WHAT TO PRODUCE
Type every record exactly as it appears.

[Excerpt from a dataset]
-- start --
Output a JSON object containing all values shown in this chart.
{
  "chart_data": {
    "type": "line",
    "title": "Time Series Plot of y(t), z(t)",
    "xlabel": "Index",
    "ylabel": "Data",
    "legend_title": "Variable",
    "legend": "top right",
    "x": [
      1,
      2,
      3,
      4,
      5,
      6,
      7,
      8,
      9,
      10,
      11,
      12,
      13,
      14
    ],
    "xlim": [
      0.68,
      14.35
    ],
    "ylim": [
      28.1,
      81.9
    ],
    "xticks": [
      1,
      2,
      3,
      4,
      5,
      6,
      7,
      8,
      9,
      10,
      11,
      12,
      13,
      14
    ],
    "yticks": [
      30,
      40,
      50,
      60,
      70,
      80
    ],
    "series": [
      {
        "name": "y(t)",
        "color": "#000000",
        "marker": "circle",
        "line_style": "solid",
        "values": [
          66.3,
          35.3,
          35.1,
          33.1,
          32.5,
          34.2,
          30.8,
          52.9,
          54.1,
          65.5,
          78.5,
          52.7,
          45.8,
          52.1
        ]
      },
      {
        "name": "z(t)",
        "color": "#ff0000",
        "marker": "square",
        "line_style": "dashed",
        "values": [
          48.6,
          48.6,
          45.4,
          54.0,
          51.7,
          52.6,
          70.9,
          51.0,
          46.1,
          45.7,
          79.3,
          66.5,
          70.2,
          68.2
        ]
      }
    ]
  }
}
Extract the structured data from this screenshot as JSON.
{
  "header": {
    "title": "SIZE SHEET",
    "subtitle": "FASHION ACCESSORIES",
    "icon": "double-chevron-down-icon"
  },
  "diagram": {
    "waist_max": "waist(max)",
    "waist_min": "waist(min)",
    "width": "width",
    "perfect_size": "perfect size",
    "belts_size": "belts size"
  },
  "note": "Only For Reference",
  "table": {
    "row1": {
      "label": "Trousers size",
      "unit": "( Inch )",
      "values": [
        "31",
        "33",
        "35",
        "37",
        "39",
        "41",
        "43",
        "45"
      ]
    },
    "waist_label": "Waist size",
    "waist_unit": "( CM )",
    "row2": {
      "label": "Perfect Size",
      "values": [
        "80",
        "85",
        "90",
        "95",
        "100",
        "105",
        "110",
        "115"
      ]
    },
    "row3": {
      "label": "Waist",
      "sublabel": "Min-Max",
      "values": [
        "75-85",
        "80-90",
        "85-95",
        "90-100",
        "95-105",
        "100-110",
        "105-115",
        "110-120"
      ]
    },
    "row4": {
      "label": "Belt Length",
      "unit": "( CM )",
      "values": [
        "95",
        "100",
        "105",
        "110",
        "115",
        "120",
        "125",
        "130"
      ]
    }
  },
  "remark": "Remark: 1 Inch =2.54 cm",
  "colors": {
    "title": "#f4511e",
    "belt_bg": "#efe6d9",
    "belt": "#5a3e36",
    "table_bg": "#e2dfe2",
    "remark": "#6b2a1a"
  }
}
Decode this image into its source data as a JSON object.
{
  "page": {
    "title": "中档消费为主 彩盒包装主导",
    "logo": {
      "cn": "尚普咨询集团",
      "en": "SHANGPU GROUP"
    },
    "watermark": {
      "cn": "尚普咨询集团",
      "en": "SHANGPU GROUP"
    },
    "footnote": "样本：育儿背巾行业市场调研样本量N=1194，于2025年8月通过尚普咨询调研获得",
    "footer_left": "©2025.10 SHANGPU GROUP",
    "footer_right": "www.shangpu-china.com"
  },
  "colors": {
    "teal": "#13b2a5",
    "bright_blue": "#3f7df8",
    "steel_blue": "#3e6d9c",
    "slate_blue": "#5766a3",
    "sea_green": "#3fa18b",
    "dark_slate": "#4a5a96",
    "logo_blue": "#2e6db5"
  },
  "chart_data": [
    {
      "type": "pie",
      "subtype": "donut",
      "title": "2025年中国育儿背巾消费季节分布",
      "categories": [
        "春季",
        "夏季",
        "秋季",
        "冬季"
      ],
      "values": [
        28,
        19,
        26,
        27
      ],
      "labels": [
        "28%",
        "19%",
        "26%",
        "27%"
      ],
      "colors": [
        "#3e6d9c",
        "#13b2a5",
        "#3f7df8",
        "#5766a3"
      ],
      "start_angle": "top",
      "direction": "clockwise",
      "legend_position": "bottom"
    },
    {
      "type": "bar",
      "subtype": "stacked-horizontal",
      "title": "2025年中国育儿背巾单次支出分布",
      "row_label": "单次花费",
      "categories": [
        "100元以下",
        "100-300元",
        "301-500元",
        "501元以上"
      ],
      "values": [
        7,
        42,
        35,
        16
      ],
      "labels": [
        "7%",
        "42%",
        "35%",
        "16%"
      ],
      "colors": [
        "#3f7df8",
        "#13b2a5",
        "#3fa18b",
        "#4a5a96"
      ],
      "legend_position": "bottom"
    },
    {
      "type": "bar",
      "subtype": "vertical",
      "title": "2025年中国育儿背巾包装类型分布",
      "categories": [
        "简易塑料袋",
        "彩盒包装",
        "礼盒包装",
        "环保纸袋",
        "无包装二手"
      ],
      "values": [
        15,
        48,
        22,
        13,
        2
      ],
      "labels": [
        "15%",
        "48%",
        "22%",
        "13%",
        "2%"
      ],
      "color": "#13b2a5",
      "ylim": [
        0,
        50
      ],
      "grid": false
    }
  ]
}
-- end --
FULL RESPONSE
Output a JSON object containing all values shown in this chart.
{
  "chart_data": {
    "type": "line",
    "title": "Time Series Plot of y(t), z(t)",
    "xlabel": "Index",
    "ylabel": "Data",
    "legend_title": "Variable",
    "legend": "top right",
    "x": [
      1,
      2,
      3,
      4,
      5,
      6,
      7,
      8,
      9,
      10,
      11,
      12,
      13,
      14
    ],
    "xlim": [
      0.68,
      14.35
    ],
    "ylim": [
      28.1,
      81.9
    ],
    "xticks": [
      1,
      2,
      3,
      4,
      5,
      6,
      7,
      8,
      9,
      10,
      11,
      12,
      13,
      14
    ],
    "yticks": [
      30,
      40,
      50,
      60,
      70,
      80
    ],
    "series": [
      {
        "name": "y(t)",
        "color": "#000000",
        "marker": "circle",
        "line_style": "solid",
        "values": [
          66.3,
          35.3,
          35.1,
          33.1,
          32.5,
          34.2,
          30.8,
          52.9,
          54.1,
          65.5,
          78.5,
          52.7,
          45.8,
          52.1
        ]
      },
      {
        "name": "z(t)",
        "color": "#ff0000",
        "marker": "square",
        "line_style": "dashed",
        "values": [
          48.6,
          48.6,
          45.4,
          54.0,
          51.7,
          52.6,
          70.9,
          51.0,
          46.1,
          45.7,
          79.3,
          66.5,
          70.2,
          68.2
        ]
      }
    ]
  }
}
Extract the structured data from this screenshot as JSON.
{
  "header": {
    "title": "SIZE SHEET",
    "subtitle": "FASHION ACCESSORIES",
    "icon": "double-chevron-down-icon"
  },
  "diagram": {
    "waist_max": "waist(max)",
    "waist_min": "waist(min)",
    "width": "width",
    "perfect_size": "perfect size",
    "belts_size": "belts size"
  },
  "note": "Only For Reference",
  "table": {
    "row1": {
      "label": "Trousers size",
      "unit": "( Inch )",
      "values": [
        "31",
        "33",
        "35",
        "37",
        "39",
        "41",
        "43",
        "45"
      ]
    },
    "waist_label": "Waist size",
    "waist_unit": "( CM )",
    "row2": {
      "label": "Perfect Size",
      "values": [
        "80",
        "85",
        "90",
        "95",
        "100",
        "105",
        "110",
        "115"
      ]
    },
    "row3": {
      "label": "Waist",
      "sublabel": "Min-Max",
      "values": [
        "75-85",
        "80-90",
        "85-95",
        "90-100",
        "95-105",
        "100-110",
        "105-115",
        "110-120"
      ]
    },
    "row4": {
      "label": "Belt Length",
      "unit": "( CM )",
      "values": [
        "95",
        "100",
        "105",
        "110",
        "115",
        "120",
        "125",
        "130"
      ]
    }
  },
  "remark": "Remark: 1 Inch =2.54 cm",
  "colors": {
    "title": "#f4511e",
    "belt_bg": "#efe6d9",
    "belt": "#5a3e36",
    "table_bg": "#e2dfe2",
    "remark": "#6b2a1a"
  }
}
Decode this image into its source data as a JSON object.
{
  "page": {
    "title": "中档消费为主 彩盒包装主导",
    "logo": {
      "cn": "尚普咨询集团",
      "en": "SHANGPU GROUP"
    },
    "watermark": {
      "cn": "尚普咨询集团",
      "en": "SHANGPU GROUP"
    },
    "footnote": "样本：育儿背巾行业市场调研样本量N=1194，于2025年8月通过尚普咨询调研获得",
    "footer_left": "©2025.10 SHANGPU GROUP",
    "footer_right": "www.shangpu-china.com"
  },
  "colors": {
    "teal": "#13b2a5",
    "bright_blue": "#3f7df8",
    "steel_blue": "#3e6d9c",
    "slate_blue": "#5766a3",
    "sea_green": "#3fa18b",
    "dark_slate": "#4a5a96",
    "logo_blue": "#2e6db5"
  },
  "chart_data": [
    {
      "type": "pie",
      "subtype": "donut",
      "title": "2025年中国育儿背巾消费季节分布",
      "categories": [
        "春季",
        "夏季",
        "秋季",
        "冬季"
      ],
      "values": [
        28,
        19,
        26,
        27
      ],
      "labels": [
        "28%",
        "19%",
        "26%",
        "27%"
      ],
      "colors": [
        "#3e6d9c",
        "#13b2a5",
        "#3f7df8",
        "#5766a3"
      ],
      "start_angle": "top",
      "direction": "clockwise",
      "legend_position": "bottom"
    },
    {
      "type": "bar",
      "subtype": "stacked-horizontal",
      "title": "2025年中国育儿背巾单次支出分布",
      "row_label": "单次花费",
      "categories": [
        "100元以下",
        "100-300元",
        "301-500元",
        "501元以上"
      ],
      "values": [
        7,
        42,
        35,
        16
      ],
      "labels": [
        "7%",
        "42%",
        "35%",
        "16%"
      ],
      "colors": [
        "#3f7df8",
        "#13b2a5",
        "#3fa18b",
        "#4a5a96"
      ],
      "legend_position": "bottom"
    },
    {
      "type": "bar",
      "subtype": "vertical",
      "title": "2025年中国育儿背巾包装类型分布",
      "categories": [
        "简易塑料袋",
        "彩盒包装",
        "礼盒包装",
        "环保纸袋",
        "无包装二手"
      ],
      "values": [
        15,
        48,
        22,
        13,
        2
      ],
      "labels": [
        "15%",
        "48%",
        "22%",
        "13%",
        "2%"
      ],
      "color": "#13b2a5",
      "ylim": [
        0,
        50
      ],
      "grid": false
    }
  ]
}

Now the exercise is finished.